[Dataset rows]

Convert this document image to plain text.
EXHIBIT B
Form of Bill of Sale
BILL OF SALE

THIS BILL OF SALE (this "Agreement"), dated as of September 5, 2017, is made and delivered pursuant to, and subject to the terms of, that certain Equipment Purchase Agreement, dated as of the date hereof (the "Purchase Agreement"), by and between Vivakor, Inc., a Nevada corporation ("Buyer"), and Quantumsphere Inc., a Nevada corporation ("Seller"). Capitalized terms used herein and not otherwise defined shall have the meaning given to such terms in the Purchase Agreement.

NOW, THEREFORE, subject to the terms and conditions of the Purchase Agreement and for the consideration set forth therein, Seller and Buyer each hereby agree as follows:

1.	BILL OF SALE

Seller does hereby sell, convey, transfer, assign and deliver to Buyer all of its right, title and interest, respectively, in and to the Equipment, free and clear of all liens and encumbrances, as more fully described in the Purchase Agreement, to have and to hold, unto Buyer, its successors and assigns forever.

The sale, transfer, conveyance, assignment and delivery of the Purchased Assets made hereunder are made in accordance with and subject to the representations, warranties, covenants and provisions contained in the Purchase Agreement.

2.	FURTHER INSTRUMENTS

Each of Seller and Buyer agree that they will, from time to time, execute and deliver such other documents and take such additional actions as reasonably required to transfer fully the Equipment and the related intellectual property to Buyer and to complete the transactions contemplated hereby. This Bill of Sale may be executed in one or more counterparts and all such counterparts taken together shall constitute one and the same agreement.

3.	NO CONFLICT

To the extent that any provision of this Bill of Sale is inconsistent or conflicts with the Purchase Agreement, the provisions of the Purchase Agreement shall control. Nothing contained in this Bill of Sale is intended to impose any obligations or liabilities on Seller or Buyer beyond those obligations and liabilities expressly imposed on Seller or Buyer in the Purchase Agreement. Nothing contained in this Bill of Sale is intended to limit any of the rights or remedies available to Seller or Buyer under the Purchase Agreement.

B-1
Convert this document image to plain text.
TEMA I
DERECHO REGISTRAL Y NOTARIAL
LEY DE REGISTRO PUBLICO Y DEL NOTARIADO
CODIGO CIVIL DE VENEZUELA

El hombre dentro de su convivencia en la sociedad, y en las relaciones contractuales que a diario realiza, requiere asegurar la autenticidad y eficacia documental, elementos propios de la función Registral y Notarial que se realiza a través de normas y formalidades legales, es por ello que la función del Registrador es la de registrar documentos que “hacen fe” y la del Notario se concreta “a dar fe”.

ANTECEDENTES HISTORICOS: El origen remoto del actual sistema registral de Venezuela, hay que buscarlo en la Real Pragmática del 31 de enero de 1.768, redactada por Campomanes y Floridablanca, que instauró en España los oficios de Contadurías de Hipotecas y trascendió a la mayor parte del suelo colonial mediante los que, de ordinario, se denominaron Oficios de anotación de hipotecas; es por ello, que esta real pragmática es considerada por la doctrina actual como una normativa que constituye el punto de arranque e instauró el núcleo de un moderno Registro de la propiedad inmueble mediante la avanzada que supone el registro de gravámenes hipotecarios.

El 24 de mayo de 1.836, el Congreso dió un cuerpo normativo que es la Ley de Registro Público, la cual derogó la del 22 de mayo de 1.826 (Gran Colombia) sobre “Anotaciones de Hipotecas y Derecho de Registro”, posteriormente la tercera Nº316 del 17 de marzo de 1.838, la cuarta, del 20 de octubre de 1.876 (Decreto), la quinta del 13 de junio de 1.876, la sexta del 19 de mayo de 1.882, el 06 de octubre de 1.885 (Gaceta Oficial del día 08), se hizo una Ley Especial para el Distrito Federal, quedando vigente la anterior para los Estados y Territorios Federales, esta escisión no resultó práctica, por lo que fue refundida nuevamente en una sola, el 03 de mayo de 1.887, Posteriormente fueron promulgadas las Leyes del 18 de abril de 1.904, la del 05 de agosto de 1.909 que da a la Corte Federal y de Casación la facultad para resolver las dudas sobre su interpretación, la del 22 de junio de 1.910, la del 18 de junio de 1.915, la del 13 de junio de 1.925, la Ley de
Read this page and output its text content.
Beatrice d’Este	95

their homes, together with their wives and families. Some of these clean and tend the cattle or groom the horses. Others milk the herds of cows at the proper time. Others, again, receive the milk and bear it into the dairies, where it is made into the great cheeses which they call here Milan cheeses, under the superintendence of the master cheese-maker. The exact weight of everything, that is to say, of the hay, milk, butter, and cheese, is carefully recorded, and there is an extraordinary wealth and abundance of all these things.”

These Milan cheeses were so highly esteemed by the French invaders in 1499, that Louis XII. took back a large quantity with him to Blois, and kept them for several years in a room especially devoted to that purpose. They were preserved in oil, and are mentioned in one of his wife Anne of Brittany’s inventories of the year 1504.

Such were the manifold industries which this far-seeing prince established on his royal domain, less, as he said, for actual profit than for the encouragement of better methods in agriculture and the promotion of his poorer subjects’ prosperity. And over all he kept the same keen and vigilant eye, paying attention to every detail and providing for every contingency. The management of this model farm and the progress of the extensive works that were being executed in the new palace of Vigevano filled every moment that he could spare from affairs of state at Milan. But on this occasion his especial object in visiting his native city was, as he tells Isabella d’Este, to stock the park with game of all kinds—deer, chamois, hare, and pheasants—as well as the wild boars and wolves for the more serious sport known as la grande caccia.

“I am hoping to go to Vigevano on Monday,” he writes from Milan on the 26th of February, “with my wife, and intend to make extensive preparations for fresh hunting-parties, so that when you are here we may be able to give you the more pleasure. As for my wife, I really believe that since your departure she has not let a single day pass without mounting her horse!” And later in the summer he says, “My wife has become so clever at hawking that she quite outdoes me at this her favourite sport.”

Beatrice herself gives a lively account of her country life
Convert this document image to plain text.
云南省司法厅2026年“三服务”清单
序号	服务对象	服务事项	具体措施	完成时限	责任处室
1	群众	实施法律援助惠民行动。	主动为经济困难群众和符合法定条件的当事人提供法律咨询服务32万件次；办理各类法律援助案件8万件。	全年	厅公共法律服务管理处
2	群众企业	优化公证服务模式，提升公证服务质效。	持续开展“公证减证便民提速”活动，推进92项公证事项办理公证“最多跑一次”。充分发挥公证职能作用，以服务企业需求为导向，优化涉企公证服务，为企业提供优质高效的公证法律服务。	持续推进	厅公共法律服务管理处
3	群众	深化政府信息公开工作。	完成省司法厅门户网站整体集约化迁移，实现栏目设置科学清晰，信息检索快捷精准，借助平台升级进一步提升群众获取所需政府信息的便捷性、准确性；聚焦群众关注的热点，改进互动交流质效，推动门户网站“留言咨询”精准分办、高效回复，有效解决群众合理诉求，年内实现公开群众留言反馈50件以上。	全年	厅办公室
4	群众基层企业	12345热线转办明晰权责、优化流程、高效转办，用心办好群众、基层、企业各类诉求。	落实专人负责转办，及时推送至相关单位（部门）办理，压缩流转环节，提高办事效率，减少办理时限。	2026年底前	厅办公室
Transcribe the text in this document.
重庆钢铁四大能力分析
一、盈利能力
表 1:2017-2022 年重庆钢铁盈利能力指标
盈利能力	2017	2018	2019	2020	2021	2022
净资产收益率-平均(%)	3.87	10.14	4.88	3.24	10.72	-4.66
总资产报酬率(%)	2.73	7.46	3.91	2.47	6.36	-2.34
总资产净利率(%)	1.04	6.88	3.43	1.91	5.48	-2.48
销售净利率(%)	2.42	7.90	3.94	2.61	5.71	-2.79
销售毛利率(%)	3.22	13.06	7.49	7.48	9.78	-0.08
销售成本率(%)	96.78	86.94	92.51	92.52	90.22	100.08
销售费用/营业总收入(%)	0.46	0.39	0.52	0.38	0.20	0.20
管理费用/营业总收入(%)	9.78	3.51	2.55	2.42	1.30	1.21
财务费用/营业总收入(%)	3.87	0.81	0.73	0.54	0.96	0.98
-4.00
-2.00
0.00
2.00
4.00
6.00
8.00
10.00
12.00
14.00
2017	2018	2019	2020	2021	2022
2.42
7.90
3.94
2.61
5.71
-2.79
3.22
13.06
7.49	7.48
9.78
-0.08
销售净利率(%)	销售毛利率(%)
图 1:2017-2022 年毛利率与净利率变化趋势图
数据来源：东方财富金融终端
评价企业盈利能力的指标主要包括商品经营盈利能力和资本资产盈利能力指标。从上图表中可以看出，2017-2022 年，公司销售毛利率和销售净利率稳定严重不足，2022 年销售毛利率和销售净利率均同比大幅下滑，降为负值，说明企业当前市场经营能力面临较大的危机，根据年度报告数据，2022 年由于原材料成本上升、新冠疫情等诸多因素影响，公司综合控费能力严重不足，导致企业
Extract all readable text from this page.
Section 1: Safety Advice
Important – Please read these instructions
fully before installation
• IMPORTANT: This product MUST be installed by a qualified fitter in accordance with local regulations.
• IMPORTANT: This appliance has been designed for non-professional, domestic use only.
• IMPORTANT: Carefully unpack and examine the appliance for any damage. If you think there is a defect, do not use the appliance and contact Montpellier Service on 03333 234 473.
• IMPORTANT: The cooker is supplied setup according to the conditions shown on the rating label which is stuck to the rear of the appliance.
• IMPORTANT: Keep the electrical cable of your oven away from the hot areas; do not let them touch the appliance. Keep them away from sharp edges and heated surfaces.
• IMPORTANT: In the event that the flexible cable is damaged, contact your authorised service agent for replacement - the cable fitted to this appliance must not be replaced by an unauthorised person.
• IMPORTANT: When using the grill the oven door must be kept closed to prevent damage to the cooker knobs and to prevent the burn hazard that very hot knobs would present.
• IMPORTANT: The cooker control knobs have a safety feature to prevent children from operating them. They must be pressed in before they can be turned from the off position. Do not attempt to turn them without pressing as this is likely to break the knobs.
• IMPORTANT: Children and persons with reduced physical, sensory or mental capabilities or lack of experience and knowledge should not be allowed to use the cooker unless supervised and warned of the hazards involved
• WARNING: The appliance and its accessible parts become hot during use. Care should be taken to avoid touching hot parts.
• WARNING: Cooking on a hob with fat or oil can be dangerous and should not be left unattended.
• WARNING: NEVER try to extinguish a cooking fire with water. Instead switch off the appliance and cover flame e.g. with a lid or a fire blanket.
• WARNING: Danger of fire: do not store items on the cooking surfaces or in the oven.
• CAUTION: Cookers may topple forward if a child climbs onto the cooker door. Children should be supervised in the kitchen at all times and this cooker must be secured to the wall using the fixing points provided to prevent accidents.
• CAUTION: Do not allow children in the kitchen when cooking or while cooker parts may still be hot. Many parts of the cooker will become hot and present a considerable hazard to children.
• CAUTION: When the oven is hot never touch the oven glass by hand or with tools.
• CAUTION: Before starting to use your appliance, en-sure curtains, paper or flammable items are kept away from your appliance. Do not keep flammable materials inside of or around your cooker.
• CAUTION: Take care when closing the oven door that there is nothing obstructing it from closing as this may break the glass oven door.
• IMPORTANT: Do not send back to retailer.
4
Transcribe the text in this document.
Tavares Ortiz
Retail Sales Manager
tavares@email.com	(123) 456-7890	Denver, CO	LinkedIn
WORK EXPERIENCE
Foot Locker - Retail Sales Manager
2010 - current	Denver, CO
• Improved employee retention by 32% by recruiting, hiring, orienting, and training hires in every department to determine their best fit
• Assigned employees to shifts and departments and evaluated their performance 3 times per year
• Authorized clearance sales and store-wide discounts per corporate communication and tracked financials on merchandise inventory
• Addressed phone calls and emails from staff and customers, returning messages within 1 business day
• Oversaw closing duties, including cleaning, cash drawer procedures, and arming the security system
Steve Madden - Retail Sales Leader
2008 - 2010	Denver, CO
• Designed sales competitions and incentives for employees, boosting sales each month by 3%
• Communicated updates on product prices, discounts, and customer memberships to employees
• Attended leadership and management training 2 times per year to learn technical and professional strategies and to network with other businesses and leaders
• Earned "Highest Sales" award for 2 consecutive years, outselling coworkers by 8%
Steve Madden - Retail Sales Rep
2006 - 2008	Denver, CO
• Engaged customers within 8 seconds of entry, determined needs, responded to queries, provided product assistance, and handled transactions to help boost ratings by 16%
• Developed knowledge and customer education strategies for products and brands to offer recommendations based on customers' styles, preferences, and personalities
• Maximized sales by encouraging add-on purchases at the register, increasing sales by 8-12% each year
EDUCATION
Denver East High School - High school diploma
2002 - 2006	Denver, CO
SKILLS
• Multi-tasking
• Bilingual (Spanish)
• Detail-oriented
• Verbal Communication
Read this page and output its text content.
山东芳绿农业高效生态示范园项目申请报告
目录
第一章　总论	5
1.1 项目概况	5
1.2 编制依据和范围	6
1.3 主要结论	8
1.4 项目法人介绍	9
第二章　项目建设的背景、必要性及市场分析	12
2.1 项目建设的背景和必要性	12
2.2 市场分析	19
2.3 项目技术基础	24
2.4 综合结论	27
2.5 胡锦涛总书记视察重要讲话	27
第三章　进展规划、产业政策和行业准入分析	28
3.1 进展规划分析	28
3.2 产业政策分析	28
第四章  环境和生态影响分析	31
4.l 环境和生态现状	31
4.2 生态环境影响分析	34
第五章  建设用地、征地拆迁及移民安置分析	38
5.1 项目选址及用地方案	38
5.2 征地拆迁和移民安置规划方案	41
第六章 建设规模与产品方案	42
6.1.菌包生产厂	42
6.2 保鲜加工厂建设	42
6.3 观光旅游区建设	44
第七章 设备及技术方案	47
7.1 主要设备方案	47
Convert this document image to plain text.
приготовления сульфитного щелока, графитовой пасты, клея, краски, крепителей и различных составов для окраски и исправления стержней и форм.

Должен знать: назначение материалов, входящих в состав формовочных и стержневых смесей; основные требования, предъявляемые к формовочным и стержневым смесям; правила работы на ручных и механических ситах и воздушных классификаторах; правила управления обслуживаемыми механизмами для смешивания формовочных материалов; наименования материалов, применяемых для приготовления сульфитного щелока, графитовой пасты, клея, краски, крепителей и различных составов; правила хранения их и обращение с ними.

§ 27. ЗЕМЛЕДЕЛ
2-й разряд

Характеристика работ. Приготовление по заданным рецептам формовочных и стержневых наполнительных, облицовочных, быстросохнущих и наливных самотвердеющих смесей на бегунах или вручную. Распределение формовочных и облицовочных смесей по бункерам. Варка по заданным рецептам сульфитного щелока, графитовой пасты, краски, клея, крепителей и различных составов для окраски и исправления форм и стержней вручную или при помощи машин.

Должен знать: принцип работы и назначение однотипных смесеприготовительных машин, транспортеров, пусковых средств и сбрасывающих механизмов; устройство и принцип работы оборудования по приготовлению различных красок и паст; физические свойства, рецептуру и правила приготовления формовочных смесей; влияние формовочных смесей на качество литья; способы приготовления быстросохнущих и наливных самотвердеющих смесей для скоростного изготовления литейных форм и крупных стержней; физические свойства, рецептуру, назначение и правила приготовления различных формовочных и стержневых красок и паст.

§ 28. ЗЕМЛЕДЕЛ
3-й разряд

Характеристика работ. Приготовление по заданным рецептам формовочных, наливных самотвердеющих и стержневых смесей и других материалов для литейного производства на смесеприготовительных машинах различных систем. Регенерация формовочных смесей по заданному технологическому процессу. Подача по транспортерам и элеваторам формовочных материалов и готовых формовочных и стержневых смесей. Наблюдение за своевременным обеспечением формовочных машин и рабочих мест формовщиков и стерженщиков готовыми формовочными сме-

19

Stated exercise:
Search the entries for the word "store" and gather every line where it appears.

Solution to this task:
• WARNING: Danger of fire: do not store items on the cooking surfaces or in the oven.
• Authorized clearance sales and store-wide discounts per corporate communication and tracked financials on merchandise inventory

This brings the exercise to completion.